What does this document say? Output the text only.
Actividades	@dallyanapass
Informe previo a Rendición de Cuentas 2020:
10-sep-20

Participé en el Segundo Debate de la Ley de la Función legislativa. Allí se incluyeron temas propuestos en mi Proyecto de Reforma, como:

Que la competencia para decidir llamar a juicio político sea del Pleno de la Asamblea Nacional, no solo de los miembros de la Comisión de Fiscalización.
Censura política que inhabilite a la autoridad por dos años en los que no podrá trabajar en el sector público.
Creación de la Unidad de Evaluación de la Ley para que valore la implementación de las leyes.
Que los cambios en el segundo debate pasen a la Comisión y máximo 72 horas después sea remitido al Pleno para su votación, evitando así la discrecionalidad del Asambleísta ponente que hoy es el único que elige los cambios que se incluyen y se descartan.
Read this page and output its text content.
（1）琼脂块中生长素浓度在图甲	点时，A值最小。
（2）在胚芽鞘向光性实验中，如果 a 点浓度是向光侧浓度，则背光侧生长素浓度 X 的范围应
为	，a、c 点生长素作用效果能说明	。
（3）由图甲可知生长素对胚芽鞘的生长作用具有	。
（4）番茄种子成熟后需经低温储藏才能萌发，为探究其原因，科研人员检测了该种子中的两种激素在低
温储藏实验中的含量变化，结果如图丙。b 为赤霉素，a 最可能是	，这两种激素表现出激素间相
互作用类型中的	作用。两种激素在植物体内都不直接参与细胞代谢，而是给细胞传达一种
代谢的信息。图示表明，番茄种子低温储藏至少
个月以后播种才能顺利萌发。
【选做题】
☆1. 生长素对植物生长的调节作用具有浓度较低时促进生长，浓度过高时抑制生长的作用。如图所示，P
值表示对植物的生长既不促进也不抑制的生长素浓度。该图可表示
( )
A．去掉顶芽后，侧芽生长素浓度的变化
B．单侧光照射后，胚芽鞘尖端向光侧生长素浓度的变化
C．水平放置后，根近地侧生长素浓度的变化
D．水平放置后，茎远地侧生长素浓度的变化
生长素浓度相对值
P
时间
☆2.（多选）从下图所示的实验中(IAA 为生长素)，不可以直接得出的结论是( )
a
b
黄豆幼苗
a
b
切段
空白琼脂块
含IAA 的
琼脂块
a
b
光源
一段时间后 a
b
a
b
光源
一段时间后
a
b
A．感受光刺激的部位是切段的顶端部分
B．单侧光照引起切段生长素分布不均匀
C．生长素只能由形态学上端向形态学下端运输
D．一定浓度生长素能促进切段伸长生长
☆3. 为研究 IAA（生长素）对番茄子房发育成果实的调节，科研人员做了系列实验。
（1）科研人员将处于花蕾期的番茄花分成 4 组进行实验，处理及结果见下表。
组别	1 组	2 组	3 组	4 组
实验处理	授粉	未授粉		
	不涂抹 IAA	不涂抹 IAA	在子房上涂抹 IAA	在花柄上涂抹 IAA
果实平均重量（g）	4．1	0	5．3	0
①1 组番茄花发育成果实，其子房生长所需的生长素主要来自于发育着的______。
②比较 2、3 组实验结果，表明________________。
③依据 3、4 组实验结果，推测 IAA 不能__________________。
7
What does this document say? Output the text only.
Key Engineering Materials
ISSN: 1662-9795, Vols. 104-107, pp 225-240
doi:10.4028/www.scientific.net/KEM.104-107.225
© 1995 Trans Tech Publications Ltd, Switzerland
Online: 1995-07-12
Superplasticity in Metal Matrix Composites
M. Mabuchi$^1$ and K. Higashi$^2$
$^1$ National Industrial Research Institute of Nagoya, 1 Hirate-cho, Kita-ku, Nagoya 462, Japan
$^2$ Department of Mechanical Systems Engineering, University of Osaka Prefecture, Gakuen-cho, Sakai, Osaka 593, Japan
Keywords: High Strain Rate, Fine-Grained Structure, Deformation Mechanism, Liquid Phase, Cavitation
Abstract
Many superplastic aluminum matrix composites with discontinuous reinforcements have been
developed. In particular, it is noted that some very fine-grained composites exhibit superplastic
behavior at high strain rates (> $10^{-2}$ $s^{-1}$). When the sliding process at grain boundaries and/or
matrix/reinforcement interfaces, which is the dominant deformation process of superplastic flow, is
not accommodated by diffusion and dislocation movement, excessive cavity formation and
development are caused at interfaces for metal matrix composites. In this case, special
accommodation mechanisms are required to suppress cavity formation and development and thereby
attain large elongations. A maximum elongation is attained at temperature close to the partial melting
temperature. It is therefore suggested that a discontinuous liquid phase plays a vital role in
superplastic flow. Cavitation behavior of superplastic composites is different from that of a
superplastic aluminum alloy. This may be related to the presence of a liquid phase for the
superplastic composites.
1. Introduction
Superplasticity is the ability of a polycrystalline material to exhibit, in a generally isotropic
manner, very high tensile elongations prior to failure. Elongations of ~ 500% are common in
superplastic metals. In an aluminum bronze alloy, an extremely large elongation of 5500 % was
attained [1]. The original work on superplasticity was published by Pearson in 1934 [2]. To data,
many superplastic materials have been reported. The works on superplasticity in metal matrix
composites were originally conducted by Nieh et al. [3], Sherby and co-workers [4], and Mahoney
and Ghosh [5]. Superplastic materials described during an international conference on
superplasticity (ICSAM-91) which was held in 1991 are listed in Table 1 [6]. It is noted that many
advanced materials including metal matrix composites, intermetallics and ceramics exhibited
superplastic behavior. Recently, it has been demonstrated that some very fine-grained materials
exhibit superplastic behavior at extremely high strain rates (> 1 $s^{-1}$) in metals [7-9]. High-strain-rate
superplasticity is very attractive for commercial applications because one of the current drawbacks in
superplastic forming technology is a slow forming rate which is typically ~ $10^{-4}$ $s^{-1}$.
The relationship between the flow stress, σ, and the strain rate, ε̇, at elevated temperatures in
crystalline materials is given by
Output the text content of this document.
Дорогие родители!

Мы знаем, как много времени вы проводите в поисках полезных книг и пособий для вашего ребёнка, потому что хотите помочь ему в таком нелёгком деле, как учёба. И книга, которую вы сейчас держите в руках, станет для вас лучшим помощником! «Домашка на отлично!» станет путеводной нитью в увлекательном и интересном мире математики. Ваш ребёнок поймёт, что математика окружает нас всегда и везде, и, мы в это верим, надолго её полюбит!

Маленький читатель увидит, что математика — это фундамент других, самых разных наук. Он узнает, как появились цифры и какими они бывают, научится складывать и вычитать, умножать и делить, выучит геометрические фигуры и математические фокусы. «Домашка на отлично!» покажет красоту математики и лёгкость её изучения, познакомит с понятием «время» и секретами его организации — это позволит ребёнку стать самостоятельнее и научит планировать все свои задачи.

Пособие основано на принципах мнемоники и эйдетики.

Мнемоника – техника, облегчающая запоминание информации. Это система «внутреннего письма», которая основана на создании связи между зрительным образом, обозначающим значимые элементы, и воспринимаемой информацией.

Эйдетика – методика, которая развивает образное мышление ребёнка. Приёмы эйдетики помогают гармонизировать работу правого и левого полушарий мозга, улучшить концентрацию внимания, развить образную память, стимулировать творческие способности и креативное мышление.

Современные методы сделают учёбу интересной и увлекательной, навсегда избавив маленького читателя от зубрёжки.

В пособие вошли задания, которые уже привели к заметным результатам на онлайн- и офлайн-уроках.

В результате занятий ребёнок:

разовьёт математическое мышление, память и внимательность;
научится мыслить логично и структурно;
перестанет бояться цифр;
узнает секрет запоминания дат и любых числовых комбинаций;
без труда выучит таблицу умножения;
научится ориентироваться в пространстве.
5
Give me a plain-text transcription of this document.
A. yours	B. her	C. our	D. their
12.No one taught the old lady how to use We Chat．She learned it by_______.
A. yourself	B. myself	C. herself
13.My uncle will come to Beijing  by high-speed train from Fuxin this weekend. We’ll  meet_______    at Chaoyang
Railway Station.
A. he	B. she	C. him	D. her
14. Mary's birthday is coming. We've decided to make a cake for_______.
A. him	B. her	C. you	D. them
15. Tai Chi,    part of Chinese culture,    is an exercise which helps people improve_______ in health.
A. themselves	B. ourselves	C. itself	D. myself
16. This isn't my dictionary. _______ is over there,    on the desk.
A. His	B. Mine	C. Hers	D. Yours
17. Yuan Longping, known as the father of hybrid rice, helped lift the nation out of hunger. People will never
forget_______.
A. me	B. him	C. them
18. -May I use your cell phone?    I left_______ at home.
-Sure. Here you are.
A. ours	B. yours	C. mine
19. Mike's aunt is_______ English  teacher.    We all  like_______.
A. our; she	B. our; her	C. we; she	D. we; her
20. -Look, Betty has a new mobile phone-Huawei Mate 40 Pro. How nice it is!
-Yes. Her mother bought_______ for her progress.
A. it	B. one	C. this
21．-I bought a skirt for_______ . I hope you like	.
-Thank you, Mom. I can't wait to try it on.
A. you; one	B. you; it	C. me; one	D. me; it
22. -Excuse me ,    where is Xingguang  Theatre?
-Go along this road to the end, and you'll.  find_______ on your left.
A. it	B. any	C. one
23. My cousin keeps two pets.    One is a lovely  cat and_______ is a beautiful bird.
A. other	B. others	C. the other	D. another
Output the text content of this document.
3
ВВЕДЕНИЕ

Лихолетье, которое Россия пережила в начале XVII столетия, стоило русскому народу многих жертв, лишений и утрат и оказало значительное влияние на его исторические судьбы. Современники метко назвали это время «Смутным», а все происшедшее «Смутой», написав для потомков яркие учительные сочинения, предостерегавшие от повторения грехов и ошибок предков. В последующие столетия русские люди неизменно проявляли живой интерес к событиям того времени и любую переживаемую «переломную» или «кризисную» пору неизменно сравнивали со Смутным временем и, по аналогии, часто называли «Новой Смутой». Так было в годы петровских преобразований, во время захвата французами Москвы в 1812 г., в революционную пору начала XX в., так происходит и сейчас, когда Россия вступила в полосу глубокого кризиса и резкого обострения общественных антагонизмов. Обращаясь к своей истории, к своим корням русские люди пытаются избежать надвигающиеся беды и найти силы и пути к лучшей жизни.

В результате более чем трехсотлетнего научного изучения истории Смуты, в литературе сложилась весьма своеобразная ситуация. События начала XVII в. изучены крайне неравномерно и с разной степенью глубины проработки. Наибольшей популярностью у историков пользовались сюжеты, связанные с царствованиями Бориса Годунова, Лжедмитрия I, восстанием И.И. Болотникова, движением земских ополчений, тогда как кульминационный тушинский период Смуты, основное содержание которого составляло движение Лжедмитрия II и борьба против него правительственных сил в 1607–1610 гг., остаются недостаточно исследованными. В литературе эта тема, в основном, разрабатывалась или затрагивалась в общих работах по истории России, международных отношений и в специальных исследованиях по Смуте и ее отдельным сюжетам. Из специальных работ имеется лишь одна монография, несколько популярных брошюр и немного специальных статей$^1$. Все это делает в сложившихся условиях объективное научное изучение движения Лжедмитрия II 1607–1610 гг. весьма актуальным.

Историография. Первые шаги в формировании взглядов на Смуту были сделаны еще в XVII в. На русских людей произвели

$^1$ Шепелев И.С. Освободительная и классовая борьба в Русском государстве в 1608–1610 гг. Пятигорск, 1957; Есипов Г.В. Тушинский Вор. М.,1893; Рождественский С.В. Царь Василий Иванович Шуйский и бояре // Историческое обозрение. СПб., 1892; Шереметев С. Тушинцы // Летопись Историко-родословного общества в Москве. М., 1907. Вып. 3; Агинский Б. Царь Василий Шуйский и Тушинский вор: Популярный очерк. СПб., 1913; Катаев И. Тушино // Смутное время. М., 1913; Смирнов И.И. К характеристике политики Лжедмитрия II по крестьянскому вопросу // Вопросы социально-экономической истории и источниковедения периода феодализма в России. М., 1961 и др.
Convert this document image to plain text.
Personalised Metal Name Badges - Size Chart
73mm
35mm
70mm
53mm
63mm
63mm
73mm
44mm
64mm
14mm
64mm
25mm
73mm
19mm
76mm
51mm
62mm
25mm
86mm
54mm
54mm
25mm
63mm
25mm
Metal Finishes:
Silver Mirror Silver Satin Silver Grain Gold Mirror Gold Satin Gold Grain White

###

Count the lines in the records above that contain the word "very", and give only that number.

4